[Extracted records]
• • • • • • •
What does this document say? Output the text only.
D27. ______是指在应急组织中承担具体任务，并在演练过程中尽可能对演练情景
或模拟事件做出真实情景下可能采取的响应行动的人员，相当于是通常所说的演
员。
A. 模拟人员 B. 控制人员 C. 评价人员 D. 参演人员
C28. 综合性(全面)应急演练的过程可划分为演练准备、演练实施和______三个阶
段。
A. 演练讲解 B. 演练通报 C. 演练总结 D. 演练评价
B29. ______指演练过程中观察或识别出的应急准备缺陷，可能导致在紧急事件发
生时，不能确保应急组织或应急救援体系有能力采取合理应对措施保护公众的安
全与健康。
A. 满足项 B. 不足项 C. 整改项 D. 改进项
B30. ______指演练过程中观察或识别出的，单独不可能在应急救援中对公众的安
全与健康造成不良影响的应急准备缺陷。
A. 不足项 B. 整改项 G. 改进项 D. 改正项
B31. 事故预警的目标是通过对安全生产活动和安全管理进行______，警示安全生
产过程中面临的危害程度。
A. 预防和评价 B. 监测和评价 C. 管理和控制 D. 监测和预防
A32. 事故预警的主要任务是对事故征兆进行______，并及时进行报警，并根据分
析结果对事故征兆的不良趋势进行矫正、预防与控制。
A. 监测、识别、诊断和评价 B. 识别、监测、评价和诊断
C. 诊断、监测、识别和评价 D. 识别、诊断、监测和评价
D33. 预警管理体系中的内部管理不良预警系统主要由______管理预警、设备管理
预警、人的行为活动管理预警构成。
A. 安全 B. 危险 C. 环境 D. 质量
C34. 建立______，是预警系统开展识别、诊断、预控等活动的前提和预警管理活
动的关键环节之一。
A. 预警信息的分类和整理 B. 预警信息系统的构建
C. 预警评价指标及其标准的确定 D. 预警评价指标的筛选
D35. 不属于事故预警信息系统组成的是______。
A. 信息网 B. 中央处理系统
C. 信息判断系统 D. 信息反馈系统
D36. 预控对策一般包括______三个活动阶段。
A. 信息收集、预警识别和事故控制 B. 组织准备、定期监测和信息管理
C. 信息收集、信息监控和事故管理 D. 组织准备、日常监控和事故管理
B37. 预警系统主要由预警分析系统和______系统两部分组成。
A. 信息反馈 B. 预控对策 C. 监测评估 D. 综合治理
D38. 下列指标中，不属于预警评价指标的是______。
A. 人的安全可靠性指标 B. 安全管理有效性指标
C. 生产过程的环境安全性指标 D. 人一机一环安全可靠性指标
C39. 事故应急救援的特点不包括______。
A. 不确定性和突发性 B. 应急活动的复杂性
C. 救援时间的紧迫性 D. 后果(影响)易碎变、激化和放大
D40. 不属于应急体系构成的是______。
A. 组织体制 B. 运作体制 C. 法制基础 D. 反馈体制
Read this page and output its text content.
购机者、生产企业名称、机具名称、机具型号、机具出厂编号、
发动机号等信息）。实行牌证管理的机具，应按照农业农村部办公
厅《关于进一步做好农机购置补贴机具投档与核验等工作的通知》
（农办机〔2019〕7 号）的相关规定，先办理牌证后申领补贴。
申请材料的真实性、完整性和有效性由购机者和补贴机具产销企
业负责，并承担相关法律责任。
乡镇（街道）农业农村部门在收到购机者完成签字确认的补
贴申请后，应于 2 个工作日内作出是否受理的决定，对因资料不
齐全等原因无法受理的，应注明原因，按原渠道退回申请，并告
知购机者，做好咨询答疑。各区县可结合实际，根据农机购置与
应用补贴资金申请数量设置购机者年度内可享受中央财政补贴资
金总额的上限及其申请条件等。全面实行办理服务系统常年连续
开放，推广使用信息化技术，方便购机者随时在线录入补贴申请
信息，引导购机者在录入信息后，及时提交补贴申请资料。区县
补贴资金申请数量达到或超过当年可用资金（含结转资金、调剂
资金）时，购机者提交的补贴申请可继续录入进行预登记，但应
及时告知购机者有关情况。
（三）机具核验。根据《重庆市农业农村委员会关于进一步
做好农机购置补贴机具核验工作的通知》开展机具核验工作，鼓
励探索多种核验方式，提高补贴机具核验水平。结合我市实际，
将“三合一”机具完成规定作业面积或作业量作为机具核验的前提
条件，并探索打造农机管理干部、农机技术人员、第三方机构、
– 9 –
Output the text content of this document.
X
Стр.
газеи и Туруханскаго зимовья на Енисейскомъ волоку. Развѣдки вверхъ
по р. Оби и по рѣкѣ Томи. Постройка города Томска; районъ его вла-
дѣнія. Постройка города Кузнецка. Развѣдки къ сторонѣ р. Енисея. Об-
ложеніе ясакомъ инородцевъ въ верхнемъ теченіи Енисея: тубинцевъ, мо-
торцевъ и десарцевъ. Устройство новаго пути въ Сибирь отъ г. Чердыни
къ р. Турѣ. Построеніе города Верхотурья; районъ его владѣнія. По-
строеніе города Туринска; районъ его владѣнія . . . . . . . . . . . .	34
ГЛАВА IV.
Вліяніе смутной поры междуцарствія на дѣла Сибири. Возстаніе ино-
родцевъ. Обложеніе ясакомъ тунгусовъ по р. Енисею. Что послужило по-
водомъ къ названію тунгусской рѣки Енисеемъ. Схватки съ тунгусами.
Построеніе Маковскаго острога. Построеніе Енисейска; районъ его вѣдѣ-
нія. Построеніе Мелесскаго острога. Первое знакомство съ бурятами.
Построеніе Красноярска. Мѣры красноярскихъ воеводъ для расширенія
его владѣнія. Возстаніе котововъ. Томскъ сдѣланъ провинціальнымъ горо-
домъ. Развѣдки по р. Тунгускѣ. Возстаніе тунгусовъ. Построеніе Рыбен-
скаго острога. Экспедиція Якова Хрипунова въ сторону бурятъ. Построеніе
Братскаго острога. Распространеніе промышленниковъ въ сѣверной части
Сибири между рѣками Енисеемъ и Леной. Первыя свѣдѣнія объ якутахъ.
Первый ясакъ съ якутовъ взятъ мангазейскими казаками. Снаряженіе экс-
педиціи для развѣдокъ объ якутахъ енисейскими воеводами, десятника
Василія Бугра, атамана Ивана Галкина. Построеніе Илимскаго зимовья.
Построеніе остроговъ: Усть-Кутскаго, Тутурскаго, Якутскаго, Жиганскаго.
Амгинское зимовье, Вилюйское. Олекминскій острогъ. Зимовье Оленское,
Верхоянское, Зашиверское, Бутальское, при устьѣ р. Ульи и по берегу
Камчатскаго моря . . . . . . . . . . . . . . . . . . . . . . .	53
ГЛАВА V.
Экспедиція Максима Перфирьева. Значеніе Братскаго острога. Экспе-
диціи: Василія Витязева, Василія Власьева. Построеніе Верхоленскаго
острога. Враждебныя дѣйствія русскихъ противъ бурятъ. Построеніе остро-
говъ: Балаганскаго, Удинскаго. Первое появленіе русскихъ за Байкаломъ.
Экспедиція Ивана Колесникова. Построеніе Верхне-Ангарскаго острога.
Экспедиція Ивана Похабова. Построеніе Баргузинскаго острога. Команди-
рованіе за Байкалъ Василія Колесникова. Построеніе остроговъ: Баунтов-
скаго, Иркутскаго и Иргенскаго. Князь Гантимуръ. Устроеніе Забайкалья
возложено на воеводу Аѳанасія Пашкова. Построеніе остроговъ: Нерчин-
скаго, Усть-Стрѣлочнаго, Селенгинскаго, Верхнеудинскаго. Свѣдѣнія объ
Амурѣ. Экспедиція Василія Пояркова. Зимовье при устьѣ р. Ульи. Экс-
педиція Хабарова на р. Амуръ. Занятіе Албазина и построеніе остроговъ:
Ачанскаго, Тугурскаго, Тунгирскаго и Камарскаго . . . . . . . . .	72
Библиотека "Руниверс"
• • • • • • •
» What the task requires: Considering only the records above, state the number of lines that include the word "якутахъ", with nothing added.

» Full solution: 2